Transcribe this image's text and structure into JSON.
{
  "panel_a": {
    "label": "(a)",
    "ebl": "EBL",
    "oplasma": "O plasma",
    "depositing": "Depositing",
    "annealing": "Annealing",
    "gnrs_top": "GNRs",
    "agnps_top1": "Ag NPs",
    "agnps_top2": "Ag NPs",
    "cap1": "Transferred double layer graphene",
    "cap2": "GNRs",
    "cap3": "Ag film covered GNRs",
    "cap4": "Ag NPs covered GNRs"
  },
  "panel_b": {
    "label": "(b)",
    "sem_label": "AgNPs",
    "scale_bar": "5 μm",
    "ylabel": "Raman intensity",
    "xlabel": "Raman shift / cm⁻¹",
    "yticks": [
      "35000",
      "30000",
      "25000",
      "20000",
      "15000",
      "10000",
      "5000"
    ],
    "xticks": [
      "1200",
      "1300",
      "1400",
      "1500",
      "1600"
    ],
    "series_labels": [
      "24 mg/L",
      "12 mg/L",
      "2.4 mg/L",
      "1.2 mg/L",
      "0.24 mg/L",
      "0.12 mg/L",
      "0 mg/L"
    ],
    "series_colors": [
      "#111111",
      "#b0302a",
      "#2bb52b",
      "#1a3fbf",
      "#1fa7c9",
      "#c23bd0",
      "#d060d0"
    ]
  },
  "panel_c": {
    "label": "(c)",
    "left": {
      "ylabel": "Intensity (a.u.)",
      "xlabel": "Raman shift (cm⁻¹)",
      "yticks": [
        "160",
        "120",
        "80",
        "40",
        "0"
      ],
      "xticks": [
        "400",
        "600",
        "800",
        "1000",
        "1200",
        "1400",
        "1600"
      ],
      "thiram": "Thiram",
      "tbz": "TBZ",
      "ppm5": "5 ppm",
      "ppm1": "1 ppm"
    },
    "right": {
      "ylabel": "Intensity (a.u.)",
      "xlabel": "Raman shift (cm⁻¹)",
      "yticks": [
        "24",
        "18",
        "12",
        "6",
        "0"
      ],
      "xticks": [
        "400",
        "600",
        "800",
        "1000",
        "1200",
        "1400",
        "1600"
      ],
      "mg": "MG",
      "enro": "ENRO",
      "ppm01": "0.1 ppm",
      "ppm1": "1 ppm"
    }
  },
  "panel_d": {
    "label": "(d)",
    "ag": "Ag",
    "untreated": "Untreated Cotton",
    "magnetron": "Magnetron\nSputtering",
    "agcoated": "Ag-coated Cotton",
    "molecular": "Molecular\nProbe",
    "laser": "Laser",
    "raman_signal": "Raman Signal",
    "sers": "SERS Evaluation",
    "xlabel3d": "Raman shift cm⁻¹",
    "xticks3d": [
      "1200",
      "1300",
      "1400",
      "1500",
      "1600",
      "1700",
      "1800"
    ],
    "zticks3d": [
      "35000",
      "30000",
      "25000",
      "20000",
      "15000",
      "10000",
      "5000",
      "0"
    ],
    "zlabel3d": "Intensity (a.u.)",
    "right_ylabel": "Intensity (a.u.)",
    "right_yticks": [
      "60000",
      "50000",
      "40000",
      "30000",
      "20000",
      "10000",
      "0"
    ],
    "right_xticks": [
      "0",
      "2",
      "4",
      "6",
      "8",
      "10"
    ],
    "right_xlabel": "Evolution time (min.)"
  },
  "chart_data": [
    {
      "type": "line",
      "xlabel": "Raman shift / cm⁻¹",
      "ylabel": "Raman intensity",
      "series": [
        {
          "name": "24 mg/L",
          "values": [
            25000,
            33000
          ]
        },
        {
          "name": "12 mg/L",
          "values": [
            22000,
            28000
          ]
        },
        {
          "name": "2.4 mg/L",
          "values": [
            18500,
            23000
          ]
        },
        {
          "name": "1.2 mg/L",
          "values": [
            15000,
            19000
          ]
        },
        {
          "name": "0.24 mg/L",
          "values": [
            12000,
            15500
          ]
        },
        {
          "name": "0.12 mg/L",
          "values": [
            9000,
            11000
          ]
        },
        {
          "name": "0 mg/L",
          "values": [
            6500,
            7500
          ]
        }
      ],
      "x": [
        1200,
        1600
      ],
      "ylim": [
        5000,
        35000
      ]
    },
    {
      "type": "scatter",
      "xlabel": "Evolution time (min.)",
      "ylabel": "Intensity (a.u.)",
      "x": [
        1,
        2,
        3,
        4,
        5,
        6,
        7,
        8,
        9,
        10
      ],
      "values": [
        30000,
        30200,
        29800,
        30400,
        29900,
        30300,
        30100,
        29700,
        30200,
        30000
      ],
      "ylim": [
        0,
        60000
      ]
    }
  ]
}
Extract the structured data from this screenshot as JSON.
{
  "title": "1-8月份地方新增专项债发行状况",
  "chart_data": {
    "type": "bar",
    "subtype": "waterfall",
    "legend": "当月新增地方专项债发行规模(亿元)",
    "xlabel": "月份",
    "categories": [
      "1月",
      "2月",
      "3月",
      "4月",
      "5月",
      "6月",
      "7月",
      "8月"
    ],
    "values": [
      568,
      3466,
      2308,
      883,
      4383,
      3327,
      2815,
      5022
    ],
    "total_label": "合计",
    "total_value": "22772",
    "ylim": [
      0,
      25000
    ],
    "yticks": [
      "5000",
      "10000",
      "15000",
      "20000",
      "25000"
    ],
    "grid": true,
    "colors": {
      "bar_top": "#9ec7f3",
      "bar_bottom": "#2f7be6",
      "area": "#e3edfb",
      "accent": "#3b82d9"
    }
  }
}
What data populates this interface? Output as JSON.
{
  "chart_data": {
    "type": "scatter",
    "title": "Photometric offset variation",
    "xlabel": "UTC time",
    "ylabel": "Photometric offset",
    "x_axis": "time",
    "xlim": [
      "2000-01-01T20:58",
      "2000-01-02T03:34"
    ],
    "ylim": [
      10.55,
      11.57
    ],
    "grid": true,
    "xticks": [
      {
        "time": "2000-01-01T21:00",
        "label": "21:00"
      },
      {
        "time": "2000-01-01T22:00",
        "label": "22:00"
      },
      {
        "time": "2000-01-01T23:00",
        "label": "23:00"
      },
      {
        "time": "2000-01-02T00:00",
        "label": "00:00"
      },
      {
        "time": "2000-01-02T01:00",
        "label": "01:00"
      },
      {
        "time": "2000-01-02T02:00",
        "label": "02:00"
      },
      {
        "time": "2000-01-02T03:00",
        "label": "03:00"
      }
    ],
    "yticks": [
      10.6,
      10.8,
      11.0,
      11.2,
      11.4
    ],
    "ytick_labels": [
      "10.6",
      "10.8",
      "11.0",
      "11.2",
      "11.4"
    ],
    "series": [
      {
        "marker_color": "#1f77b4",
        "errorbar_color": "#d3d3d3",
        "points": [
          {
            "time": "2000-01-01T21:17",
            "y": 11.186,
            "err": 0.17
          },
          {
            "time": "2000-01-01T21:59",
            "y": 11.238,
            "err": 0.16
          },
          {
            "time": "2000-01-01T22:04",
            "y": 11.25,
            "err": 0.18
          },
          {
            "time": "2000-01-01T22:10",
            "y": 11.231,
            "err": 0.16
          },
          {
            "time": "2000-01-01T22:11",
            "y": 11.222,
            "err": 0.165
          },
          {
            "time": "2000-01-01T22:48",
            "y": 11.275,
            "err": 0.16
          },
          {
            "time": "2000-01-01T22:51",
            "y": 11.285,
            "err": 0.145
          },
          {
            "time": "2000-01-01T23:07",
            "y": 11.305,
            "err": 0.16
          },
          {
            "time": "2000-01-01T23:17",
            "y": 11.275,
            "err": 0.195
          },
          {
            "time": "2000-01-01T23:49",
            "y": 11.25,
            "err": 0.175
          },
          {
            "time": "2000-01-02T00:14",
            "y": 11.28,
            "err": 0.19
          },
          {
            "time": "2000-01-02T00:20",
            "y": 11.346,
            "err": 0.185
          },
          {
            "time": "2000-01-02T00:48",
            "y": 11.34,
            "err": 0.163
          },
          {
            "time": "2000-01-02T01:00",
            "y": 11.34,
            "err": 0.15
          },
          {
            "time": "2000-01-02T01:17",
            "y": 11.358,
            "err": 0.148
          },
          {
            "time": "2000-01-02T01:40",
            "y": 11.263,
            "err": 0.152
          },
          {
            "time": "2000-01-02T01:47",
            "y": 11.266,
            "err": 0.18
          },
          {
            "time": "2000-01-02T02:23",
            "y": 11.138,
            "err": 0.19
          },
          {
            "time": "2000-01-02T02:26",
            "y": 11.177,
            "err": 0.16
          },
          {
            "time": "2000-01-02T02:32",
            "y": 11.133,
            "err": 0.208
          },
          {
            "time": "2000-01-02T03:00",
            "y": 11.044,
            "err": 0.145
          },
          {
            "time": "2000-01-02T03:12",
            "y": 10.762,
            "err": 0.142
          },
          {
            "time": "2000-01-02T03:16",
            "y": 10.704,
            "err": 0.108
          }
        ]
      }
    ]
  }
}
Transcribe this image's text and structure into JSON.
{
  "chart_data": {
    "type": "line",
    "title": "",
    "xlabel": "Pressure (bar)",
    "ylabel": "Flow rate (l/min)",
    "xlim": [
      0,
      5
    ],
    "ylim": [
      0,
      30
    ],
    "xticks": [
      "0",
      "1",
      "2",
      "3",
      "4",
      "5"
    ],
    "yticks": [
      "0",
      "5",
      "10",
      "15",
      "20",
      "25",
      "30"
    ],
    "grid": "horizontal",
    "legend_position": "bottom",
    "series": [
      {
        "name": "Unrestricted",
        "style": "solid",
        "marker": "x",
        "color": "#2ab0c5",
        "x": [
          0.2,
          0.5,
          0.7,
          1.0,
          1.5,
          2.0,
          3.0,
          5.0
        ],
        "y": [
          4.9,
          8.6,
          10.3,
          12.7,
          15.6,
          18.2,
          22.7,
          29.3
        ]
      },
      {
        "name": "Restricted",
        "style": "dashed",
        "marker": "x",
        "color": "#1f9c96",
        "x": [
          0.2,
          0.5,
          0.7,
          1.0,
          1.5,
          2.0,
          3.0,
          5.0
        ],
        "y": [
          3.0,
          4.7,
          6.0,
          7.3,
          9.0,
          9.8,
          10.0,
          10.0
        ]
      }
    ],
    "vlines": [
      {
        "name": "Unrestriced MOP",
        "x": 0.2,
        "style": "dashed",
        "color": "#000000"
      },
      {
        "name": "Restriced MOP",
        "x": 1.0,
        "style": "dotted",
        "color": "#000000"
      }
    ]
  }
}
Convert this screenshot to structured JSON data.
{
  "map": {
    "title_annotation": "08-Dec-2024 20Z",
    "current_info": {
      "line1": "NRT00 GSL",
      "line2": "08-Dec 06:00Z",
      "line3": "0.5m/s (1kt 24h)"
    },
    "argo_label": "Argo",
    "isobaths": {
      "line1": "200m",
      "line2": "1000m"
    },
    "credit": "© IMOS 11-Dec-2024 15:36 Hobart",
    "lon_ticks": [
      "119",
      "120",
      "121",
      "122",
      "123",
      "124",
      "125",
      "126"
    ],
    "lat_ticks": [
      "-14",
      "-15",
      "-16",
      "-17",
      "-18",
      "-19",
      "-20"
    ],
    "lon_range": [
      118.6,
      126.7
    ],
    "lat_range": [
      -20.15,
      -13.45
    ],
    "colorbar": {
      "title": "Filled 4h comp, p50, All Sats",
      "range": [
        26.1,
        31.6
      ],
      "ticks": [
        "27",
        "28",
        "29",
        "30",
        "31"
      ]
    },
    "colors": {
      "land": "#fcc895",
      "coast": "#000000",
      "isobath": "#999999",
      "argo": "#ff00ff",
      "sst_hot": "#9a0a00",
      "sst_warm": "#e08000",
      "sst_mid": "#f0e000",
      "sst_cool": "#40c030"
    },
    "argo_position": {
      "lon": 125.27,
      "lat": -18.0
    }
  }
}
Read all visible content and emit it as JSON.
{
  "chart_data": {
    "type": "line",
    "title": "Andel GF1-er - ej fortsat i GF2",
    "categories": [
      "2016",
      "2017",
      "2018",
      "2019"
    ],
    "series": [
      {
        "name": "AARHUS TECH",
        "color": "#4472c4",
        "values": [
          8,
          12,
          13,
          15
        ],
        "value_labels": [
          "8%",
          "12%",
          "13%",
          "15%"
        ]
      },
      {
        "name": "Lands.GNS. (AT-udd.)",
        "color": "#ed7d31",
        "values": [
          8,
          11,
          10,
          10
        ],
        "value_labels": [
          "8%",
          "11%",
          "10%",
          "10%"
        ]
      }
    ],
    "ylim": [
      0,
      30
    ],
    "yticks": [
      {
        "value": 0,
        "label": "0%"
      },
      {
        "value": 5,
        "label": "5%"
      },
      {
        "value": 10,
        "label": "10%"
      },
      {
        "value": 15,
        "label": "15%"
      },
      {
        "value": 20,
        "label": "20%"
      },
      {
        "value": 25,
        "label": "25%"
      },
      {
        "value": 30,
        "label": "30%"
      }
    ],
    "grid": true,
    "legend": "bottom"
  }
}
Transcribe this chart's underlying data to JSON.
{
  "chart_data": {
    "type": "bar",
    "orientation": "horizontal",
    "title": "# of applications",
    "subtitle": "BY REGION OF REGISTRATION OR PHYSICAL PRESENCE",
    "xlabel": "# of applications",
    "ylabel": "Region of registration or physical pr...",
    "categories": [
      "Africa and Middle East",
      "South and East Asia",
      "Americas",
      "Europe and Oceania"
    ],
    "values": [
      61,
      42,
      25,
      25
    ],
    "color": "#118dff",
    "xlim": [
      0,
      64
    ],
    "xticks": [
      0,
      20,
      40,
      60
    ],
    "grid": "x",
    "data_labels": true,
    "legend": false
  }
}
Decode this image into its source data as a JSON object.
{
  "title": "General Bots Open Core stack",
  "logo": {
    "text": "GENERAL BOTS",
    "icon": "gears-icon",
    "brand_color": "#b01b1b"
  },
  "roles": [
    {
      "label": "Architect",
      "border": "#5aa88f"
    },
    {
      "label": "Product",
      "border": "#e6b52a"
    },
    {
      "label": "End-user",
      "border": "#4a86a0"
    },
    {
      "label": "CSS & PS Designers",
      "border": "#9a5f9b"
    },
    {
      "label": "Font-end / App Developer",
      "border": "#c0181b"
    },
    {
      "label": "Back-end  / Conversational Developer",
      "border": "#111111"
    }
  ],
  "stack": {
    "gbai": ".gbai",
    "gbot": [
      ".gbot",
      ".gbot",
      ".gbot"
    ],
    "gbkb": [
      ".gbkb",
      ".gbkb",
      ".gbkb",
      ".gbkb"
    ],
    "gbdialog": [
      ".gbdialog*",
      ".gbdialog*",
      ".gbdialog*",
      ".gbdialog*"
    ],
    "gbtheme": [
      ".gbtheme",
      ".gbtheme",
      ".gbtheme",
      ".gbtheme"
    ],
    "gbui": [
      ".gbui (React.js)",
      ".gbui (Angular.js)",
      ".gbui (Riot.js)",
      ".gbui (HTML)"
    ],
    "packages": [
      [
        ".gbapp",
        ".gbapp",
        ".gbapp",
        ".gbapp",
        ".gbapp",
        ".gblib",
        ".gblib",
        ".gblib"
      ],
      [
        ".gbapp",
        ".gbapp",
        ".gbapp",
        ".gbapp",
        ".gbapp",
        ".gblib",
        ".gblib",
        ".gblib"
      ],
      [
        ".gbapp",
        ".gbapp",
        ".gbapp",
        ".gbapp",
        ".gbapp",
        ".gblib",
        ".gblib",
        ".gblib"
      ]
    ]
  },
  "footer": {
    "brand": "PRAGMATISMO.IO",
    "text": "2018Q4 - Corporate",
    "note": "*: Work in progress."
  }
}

++++++

Using the records above, pull out each line where the word "stack" occurs.

  "title": "General Bots Open Core stack",
  "stack": {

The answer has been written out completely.